# Farewell mavs fan



## edwardcyh

Greetings mavs fans,

I am officially signing off this site because my sig has been edited without my permission for the 3rd time.

I do feel disrespected by the forum operator and will therefore remove myself from the site.

It's been interesting chatting with all of you through the past years: the highs and the lows. Hopefully, as mavs fans, we'll see more highs than lows in the future.

Good luck, and go mavs!


----------



## R-Star

Follow the rules. Not that hard to understand.


----------



## Luke

I almost feel like we should let R-Star go through the rules with every new poster on this site, he's had a run in with probably every rule sans spam. I'm gonna think it over.

Oh, and it's pretty tough to "disrespect" someone by altering a signature on a message board. Get over yourself.


----------



## sMaK

Leaving right before your Mavs lose. Good timing.


----------



## Basel

Weren't you PM'd about removing it? Leaving the boards over something like this seems pretty childish, honestly. You're better than that, Edward.


----------



## Ron

Basel said:


> Weren't you PM'd about removing it? Leaving the boards over something like this seems pretty childish, honestly. You're better than that, Edward.


I agree.

Just last night he showed awesome sportsmanship after his own team lost and gave it up to Miami...this behavior is so contradictory, I am just wondering what we are dealing with here.

In any event, R-Star is right. Just follow the rules...anyone can enjoy this site and we are pretty loose here compared to other boards.


----------



## Dissonance

Oh, God.


----------



## R-Star

Ron said:


> I agree.
> 
> Just last night he showed awesome sportsmanship after his own team lost and gave it up to Miami...this behavior is so contradictory, I am just wondering what we are dealing with here.
> 
> In any event, R-Star is right. Just follow the rules...anyone can enjoy this site and we are pretty loose here compared to other boards.


If this were a movie I'd be the sheriff that plays by his own rules. I'd have a cowboy hat and maybe an old dirty duster jacket. 

This website needs me.


----------



## roux

R-Star said:


> If this were a movie I'd be the sheriff that plays by his own rules. I'd have a cowboy hat and maybe an old dirty duster jacket.
> 
> This website needs me.


Nah, you just havent done anything dumb enough that we can justify booting you quite yet


----------



## roux

as for edward.. you bash the mods in your sig.. its going to get removed... you know that.. hell everyone here knows that. Seems like you are seeking pity on something that doesnt deserve it.. i hope you get over this bull**** and come back to the site someday


----------



## R-Star

roux2dope said:


> Nah, you just havent done anything dumb enough that we can justify booting you quite yet


I'll never be banned. And if I ever were, the decision wouldn't be made by some nobody like yourself, that's for damn sure.

You should find it strange that your username is green, yet I am more important to this websites success as just a mere poster.


----------



## roux

R-Star said:


> I'll never be banned. And if I ever were, the decision wouldn't be made by some nobody like yourself, that's for damn sure.
> 
> You should find it strange that your username is green, yet I am more important to this websites success as just a mere poster.

■ **SET OF TASKS**:
A. In the forum thread, how many times does edwardcyh say his signature was edited without his permission?
B. Translate this sentence from the forum thread into Spanish: "Hopefully, as mavs fans, we'll see more highs than lows in the future."
C. Repeat the forum thread word for word, starting at "I almost feel" and ending at "Get over yourself.".
The entries after this point are separate from the forum thread.

■ **RECORDS PROVIDED**:
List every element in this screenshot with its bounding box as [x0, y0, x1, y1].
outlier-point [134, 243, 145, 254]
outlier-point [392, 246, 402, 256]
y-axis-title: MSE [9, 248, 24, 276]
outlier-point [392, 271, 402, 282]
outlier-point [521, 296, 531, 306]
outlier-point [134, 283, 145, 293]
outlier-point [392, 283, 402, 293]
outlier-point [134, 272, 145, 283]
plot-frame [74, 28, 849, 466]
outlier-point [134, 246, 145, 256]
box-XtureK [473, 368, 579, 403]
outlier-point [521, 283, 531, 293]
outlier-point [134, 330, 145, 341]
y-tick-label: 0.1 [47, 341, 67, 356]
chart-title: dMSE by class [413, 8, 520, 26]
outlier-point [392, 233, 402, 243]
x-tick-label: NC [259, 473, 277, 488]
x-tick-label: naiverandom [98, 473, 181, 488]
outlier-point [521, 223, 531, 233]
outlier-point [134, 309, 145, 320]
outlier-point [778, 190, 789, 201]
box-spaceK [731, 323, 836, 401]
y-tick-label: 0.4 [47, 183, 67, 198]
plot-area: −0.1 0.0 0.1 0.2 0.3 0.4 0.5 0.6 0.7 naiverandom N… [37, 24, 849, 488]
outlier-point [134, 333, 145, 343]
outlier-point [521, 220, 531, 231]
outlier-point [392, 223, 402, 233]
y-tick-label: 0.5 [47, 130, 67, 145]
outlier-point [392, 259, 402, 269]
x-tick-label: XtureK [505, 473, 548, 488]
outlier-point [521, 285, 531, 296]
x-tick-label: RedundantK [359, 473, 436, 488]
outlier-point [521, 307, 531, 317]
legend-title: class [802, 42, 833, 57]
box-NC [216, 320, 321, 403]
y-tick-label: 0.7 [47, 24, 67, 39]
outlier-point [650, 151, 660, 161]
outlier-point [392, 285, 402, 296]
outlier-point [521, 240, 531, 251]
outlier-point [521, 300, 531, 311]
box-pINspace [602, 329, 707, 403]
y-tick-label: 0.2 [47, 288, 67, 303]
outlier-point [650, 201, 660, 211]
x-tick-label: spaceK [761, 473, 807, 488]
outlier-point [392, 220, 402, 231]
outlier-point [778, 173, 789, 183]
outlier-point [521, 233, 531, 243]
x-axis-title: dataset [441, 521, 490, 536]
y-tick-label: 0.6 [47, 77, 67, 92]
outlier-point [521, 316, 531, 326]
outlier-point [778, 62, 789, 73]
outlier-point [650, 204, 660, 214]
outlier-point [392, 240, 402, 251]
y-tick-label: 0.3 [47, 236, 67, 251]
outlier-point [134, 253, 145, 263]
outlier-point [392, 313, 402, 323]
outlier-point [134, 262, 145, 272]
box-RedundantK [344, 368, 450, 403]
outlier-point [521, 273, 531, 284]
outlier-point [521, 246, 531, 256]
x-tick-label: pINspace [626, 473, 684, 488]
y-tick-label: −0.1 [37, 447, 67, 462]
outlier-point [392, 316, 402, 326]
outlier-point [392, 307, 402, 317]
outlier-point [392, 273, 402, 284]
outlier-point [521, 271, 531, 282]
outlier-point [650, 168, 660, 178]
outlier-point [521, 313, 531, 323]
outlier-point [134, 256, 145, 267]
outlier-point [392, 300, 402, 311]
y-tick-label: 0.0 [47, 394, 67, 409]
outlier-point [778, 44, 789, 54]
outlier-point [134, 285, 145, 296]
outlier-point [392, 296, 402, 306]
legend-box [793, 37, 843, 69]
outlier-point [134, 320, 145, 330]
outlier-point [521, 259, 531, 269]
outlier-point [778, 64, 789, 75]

■ **RESPONSES PER TASK**:
A. Three times.

B. Ojalá que, como aficionados de los Mavs, veamos más momentos altos que bajos en el futuro.

C.
I almost feel like we should let R-Star go through the rules with every new poster on this site, he's had a run in with probably every rule sans spam. I'm gonna think it over.

Oh, and it's pretty tough to "disrespect" someone by altering a signature on a message board. Get over yourself.